WORK TO COMPLETE: Go through the material below and report how many lines contain "Start". Give only the number.

(Items listed in a dataset)
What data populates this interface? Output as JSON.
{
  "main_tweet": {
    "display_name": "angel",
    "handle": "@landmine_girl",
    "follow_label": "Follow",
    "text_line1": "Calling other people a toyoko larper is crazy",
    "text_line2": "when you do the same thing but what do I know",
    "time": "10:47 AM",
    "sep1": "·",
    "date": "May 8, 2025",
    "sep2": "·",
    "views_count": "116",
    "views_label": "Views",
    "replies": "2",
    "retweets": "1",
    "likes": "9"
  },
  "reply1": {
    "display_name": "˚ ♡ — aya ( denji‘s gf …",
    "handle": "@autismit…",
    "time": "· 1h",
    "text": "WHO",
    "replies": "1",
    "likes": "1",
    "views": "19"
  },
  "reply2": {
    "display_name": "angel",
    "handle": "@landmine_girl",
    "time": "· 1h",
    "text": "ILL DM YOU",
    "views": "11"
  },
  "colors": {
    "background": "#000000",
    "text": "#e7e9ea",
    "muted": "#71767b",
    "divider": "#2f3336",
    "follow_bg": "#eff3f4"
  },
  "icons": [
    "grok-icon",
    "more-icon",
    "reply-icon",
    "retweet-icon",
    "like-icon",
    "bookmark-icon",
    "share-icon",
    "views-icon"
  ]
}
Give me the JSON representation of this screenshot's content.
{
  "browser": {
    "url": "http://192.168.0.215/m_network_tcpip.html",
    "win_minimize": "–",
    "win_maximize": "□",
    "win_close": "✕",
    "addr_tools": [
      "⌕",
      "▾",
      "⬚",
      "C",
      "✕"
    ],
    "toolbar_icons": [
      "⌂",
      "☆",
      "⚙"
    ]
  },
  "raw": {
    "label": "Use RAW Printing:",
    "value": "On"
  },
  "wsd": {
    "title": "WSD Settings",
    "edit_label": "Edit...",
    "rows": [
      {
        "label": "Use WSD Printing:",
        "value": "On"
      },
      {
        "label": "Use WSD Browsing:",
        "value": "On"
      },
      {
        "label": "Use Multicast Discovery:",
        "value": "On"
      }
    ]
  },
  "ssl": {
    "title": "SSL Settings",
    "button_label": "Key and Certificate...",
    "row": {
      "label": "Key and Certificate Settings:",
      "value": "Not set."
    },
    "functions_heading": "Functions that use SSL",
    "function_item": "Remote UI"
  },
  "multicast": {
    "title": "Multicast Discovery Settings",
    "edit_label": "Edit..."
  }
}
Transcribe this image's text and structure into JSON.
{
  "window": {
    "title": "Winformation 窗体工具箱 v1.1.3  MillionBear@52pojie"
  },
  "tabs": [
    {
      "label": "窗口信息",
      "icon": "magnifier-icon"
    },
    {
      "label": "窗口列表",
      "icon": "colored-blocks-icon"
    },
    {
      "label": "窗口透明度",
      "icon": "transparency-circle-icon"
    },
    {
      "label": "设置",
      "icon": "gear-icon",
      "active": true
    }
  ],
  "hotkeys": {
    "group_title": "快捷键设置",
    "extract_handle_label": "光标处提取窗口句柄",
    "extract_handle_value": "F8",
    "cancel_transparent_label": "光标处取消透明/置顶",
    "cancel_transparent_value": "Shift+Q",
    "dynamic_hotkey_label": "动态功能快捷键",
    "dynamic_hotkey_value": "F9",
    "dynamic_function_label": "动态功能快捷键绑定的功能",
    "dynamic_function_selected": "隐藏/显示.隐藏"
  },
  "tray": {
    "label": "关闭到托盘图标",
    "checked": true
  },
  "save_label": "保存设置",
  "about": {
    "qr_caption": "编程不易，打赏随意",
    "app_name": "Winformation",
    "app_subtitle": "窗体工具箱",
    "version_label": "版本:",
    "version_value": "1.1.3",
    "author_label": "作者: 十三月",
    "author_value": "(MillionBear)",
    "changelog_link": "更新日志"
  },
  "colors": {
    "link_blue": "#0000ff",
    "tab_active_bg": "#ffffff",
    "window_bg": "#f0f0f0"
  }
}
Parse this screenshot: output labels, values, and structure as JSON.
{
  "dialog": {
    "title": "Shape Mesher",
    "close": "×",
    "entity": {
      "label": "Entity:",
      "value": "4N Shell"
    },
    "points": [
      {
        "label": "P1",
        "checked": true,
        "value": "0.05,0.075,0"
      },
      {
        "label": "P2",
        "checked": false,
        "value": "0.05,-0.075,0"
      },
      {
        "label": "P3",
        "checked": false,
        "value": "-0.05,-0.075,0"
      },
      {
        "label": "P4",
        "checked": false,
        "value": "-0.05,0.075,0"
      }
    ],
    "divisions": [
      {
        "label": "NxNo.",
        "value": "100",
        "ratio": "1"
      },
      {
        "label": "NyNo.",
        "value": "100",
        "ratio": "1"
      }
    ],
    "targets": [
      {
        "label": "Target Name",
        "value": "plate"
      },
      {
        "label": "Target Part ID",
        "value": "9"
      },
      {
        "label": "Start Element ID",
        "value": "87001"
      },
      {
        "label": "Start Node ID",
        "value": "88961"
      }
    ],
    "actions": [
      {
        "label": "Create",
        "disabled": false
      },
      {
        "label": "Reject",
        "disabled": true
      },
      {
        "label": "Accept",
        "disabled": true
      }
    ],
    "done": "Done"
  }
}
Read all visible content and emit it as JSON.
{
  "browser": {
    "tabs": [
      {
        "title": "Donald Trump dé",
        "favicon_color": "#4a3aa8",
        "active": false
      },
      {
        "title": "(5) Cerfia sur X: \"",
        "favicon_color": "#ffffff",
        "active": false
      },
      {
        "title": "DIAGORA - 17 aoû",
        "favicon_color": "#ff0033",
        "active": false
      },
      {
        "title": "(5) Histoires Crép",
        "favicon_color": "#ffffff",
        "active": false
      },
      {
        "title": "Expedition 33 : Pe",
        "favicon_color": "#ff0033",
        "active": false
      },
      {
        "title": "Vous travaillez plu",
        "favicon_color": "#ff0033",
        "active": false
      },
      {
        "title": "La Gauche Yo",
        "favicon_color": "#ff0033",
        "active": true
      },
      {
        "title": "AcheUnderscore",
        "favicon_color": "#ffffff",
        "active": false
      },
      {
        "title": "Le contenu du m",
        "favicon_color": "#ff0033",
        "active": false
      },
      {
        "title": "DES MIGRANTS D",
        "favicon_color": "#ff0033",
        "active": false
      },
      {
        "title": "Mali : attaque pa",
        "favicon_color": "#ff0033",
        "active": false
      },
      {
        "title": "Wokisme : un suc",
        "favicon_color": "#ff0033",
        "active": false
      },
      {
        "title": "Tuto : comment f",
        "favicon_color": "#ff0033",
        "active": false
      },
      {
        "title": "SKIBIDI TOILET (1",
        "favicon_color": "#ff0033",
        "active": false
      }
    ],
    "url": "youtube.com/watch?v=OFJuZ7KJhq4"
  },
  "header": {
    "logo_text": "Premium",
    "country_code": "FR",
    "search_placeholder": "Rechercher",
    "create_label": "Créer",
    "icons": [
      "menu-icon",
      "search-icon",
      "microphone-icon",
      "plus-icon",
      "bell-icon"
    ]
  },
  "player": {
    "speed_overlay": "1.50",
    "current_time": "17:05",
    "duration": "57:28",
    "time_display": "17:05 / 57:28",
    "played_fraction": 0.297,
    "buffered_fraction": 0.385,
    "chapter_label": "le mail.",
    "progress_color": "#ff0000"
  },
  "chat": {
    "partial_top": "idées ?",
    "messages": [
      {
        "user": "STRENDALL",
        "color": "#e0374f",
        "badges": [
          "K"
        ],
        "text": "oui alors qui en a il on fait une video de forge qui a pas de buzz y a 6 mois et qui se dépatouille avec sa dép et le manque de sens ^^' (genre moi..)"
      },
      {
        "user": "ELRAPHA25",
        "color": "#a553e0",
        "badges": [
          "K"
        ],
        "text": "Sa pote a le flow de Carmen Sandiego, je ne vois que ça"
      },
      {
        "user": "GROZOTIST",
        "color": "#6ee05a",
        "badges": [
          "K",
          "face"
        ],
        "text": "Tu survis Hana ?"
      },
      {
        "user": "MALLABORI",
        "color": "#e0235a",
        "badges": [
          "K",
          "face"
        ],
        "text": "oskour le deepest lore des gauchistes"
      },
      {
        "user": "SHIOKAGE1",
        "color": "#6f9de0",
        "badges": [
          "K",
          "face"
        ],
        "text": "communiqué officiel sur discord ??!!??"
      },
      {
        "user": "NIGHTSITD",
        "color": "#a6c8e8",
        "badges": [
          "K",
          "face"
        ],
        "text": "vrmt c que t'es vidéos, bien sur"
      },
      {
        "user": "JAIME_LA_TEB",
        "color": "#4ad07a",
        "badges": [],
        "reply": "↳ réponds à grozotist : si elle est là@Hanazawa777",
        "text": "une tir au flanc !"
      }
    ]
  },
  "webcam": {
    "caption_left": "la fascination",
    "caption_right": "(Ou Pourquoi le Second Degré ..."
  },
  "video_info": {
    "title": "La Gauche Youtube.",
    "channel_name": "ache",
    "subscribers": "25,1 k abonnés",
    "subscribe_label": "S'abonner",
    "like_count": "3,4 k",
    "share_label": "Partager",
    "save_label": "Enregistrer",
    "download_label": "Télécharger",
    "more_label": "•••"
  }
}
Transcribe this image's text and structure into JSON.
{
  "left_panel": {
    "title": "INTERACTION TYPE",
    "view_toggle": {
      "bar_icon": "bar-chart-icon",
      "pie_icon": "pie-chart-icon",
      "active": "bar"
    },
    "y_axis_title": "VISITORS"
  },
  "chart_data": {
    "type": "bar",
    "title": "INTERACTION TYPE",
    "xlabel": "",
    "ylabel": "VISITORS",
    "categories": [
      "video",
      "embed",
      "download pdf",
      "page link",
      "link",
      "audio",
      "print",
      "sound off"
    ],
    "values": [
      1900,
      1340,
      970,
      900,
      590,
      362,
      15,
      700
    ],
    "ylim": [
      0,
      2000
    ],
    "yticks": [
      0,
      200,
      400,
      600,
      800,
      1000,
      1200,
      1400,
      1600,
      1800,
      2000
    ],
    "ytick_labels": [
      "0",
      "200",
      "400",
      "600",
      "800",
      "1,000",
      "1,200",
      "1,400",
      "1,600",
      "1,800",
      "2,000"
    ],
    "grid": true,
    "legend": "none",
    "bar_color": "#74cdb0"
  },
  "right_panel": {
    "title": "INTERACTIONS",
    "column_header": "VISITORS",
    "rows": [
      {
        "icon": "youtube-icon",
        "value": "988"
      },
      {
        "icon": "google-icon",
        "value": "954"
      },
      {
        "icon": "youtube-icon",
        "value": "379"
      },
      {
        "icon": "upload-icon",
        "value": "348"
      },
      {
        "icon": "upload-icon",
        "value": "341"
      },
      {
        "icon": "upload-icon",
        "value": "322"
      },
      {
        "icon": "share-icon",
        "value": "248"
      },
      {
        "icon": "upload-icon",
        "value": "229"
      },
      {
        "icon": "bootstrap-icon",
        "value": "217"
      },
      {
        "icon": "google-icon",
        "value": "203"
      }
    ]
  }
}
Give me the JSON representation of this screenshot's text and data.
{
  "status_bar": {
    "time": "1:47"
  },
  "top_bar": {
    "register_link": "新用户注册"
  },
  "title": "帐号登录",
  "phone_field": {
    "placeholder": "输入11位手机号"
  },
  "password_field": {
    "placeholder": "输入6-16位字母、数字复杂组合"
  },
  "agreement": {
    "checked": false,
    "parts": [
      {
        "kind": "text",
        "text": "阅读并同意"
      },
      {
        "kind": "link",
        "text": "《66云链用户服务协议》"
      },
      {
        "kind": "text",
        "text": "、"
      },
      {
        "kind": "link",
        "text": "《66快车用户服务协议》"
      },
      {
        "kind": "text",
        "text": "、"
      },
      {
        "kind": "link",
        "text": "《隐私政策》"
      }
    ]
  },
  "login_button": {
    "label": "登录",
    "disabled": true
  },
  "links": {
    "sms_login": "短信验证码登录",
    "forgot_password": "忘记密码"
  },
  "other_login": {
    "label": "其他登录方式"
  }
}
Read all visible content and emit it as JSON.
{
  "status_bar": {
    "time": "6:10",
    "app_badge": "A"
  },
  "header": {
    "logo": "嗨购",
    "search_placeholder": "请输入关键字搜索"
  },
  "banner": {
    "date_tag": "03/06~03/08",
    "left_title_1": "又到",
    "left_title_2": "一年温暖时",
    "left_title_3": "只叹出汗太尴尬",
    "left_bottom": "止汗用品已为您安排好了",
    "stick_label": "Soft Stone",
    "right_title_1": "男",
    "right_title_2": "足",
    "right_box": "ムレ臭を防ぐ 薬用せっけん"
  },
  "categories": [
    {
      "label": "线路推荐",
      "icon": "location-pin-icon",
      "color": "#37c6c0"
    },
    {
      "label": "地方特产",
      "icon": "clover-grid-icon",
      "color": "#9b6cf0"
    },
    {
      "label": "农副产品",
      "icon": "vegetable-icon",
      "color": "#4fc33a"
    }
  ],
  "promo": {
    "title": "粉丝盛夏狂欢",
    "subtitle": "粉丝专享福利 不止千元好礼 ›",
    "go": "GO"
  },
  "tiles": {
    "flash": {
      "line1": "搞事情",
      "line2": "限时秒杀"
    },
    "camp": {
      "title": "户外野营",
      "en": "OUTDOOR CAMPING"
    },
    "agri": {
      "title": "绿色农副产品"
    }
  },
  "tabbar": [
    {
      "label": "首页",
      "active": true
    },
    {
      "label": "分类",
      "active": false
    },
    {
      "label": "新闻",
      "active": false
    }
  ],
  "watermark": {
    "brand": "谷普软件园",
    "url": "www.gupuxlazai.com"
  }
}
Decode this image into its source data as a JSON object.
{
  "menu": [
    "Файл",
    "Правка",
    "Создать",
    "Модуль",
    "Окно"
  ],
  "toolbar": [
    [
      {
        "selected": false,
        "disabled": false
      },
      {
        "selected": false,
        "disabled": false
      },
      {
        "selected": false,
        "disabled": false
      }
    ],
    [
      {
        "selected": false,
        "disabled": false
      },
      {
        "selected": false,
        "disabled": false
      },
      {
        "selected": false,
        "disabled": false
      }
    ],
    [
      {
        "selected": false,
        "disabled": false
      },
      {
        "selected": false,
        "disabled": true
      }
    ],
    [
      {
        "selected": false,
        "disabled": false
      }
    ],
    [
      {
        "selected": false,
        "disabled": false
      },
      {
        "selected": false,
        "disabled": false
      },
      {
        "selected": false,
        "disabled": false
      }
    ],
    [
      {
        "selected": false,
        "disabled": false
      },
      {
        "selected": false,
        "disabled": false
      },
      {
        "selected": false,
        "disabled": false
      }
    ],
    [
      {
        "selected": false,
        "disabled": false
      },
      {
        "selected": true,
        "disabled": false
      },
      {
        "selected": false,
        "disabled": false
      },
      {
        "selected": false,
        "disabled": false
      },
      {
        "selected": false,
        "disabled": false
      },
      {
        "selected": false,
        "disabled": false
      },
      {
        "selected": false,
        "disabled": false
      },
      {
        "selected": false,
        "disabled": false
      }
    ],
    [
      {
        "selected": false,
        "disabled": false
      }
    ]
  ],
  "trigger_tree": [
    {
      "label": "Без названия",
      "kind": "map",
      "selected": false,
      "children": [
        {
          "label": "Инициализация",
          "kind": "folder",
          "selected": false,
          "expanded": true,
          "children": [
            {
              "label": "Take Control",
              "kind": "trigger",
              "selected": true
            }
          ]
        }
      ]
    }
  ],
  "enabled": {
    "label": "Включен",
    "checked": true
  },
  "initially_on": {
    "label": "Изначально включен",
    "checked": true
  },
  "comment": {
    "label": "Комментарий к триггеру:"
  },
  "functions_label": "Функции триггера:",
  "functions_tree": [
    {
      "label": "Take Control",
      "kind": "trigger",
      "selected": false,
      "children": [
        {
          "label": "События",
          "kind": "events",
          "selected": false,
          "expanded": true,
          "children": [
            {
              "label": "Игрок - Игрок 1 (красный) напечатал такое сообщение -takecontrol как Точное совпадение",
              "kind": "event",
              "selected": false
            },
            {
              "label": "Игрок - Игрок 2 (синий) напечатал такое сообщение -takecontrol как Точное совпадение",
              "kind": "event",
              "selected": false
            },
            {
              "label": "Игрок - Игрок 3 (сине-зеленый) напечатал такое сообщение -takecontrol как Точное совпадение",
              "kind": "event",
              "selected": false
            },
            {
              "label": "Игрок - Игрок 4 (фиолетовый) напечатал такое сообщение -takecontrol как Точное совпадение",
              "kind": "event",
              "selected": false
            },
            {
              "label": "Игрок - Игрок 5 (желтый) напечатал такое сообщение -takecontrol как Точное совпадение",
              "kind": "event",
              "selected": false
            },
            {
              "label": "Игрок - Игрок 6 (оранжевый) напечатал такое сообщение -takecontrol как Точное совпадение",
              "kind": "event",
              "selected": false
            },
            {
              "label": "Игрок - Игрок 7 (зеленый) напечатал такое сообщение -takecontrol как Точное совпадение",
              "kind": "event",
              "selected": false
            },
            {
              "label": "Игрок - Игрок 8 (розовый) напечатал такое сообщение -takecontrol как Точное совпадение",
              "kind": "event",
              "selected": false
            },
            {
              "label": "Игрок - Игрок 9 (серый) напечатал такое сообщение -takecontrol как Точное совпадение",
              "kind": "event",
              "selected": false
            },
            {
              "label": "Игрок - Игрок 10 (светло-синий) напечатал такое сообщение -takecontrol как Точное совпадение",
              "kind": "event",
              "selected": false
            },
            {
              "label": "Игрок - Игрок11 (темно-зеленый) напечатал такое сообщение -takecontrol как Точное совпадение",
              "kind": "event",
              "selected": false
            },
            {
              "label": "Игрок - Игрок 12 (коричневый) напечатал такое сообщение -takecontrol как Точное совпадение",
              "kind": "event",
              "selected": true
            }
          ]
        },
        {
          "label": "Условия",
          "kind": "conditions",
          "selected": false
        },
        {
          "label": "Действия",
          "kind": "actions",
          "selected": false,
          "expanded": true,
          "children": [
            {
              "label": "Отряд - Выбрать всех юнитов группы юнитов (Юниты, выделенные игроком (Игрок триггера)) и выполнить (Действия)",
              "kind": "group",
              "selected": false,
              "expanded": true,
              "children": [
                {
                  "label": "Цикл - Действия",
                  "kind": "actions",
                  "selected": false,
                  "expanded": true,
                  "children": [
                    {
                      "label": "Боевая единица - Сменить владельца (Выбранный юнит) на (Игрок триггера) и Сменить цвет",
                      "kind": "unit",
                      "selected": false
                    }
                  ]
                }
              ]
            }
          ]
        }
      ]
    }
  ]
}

SOLVED PROBLEM: 2